Problem to work on:
Exclude the pictures and reproduce the remaining data exactly as written.

Data for this exercise:
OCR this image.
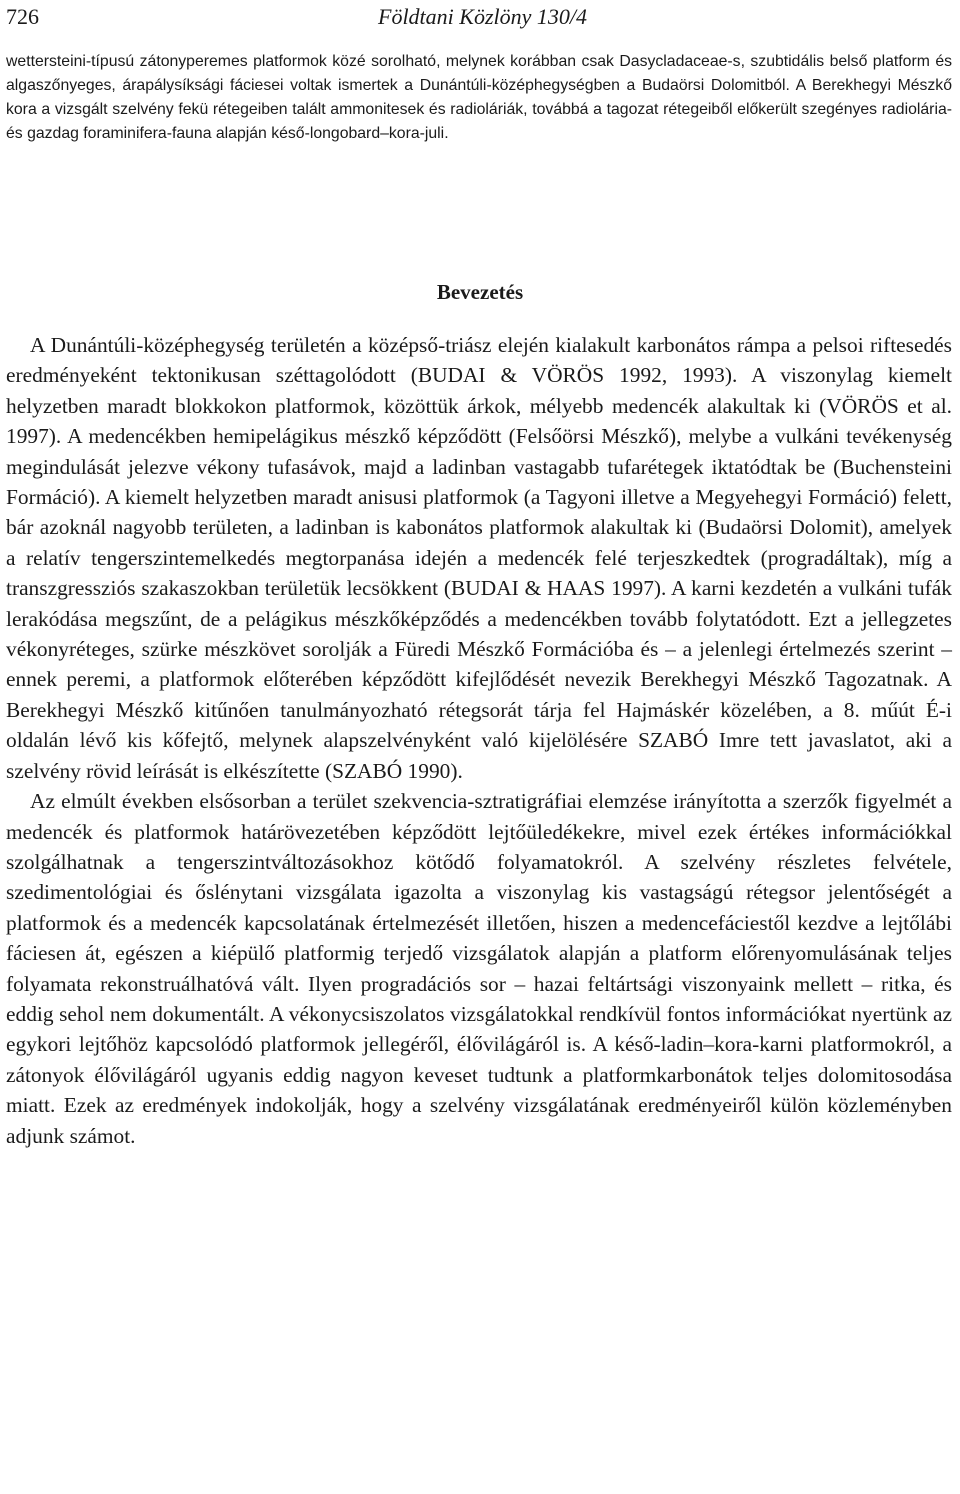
726	Földtani Közlöny 130/4

wettersteini-típusú zátonyperemes platformok közé sorolható, melynek korábban csak Dasycladaceae-s, szubtidális belső platform és algaszőnyeges, árapálysíksági fáciesei voltak ismertek a Dunántúli-középhegységben a Budaörsi Dolomitból. A Berekhegyi Mészkő kora a vizsgált szelvény fekü rétegeiben talált ammonitesek és radioláriák, továbbá a tagozat rétegeiből előkerült szegényes radiolária- és gazdag foraminifera-fauna alapján késő-longobard–kora-juli.

Bevezetés

A Dunántúli-középhegység területén a középső-triász elején kialakult karbonátos rámpa a pelsoi riftesedés eredményeként tektonikusan széttagolódott (BUDAI & VÖRÖS 1992, 1993). A viszonylag kiemelt helyzetben maradt blokkokon platformok, közöttük árkok, mélyebb medencék alakultak ki (VÖRÖS et al. 1997). A medencékben hemipelágikus mészkő képződött (Felsőörsi Mészkő), melybe a vulkáni tevékenység megindulását jelezve vékony tufasávok, majd a ladinban vastagabb tufarétegek iktatódtak be (Buchensteini Formáció). A kiemelt helyzetben maradt anisusi platformok (a Tagyoni illetve a Megyehegyi Formáció) felett, bár azoknál nagyobb területen, a ladinban is kabonátos platformok alakultak ki (Budaörsi Dolomit), amelyek a relatív tengerszintemelkedés megtorpanása idején a medencék felé terjeszkedtek (progradáltak), míg a transzgressziós szakaszokban területük lecsökkent (BUDAI & HAAS 1997). A karni kezdetén a vulkáni tufák lerakódása megszűnt, de a pelágikus mészkőképződés a medencékben tovább folytatódott. Ezt a jellegzetes vékonyréteges, szürke mészkövet sorolják a Füredi Mészkő Formációba és – a jelenlegi értelmezés szerint – ennek peremi, a platformok előterében képződött kifejlődését nevezik Berekhegyi Mészkő Tagozatnak. A Berekhegyi Mészkő kitűnően tanulmányozható rétegsorát tárja fel Hajmáskér közelében, a 8. műút É-i oldalán lévő kis kőfejtő, melynek alapszelvényként való kijelölésére SZABÓ Imre tett javaslatot, aki a szelvény rövid leírását is elkészítette (SZABÓ 1990).

Az elmúlt években elsősorban a terület szekvencia-sztratigráfiai elemzése irányította a szerzők figyelmét a medencék és platformok határövezetében képződött lejtőüledékekre, mivel ezek értékes információkkal szolgálhatnak a tengerszintváltozásokhoz kötődő folyamatokról. A szelvény részletes felvétele, szedimentológiai és őslénytani vizsgálata igazolta a viszonylag kis vastagságú rétegsor jelentőségét a platformok és a medencék kapcsolatának értelmezését illetően, hiszen a medencefáciestől kezdve a lejtőlábi fáciesen át, egészen a kiépülő platformig terjedő vizsgálatok alapján a platform előrenyomulásának teljes folyamata rekonstruálhatóvá vált. Ilyen progradációs sor – hazai feltártsági viszonyaink mellett – ritka, és eddig sehol nem dokumentált. A vékonycsiszolatos vizsgálatokkal rendkívül fontos információkat nyertünk az egykori lejtőhöz kapcsolódó platformok jellegéről, élővilágáról is. A késő-ladin–kora-karni platformokról, a zátonyok élővilágáról ugyanis eddig nagyon keveset tudtunk a platformkarbonátok teljes dolomitosodása miatt. Ezek az eredmények indokolják, hogy a szelvény vizsgálatának eredményeiről külön közleményben adjunk számot.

Exercise output:
OCR this image.
726	Földtani Közlöny 130/4

wettersteini-típusú zátonyperemes platformok közé sorolható, melynek korábban csak Dasycladaceae-s, szubtidális belső platform és algaszőnyeges, árapálysíksági fáciesei voltak ismertek a Dunántúli-középhegységben a Budaörsi Dolomitból. A Berekhegyi Mészkő kora a vizsgált szelvény fekü rétegeiben talált ammonitesek és radioláriák, továbbá a tagozat rétegeiből előkerült szegényes radiolária- és gazdag foraminifera-fauna alapján késő-longobard–kora-juli.

Bevezetés

A Dunántúli-középhegység területén a középső-triász elején kialakult karbonátos rámpa a pelsoi riftesedés eredményeként tektonikusan széttagolódott (BUDAI & VÖRÖS 1992, 1993). A viszonylag kiemelt helyzetben maradt blokkokon platformok, közöttük árkok, mélyebb medencék alakultak ki (VÖRÖS et al. 1997). A medencékben hemipelágikus mészkő képződött (Felsőörsi Mészkő), melybe a vulkáni tevékenység megindulását jelezve vékony tufasávok, majd a ladinban vastagabb tufarétegek iktatódtak be (Buchensteini Formáció). A kiemelt helyzetben maradt anisusi platformok (a Tagyoni illetve a Megyehegyi Formáció) felett, bár azoknál nagyobb területen, a ladinban is kabonátos platformok alakultak ki (Budaörsi Dolomit), amelyek a relatív tengerszintemelkedés megtorpanása idején a medencék felé terjeszkedtek (progradáltak), míg a transzgressziós szakaszokban területük lecsökkent (BUDAI & HAAS 1997). A karni kezdetén a vulkáni tufák lerakódása megszűnt, de a pelágikus mészkőképződés a medencékben tovább folytatódott. Ezt a jellegzetes vékonyréteges, szürke mészkövet sorolják a Füredi Mészkő Formációba és – a jelenlegi értelmezés szerint – ennek peremi, a platformok előterében képződött kifejlődését nevezik Berekhegyi Mészkő Tagozatnak. A Berekhegyi Mészkő kitűnően tanulmányozható rétegsorát tárja fel Hajmáskér közelében, a 8. műút É-i oldalán lévő kis kőfejtő, melynek alapszelvényként való kijelölésére SZABÓ Imre tett javaslatot, aki a szelvény rövid leírását is elkészítette (SZABÓ 1990).

Az elmúlt években elsősorban a terület szekvencia-sztratigráfiai elemzése irányította a szerzők figyelmét a medencék és platformok határövezetében képződött lejtőüledékekre, mivel ezek értékes információkkal szolgálhatnak a tengerszintváltozásokhoz kötődő folyamatokról. A szelvény részletes felvétele, szedimentológiai és őslénytani vizsgálata igazolta a viszonylag kis vastagságú rétegsor jelentőségét a platformok és a medencék kapcsolatának értelmezését illetően, hiszen a medencefáciestől kezdve a lejtőlábi fáciesen át, egészen a kiépülő platformig terjedő vizsgálatok alapján a platform előrenyomulásának teljes folyamata rekonstruálhatóvá vált. Ilyen progradációs sor – hazai feltártsági viszonyaink mellett – ritka, és eddig sehol nem dokumentált. A vékonycsiszolatos vizsgálatokkal rendkívül fontos információkat nyertünk az egykori lejtőhöz kapcsolódó platformok jellegéről, élővilágáról is. A késő-ladin–kora-karni platformokról, a zátonyok élővilágáról ugyanis eddig nagyon keveset tudtunk a platformkarbonátok teljes dolomitosodása miatt. Ezek az eredmények indokolják, hogy a szelvény vizsgálatának eredményeiről külön közleményben adjunk számot.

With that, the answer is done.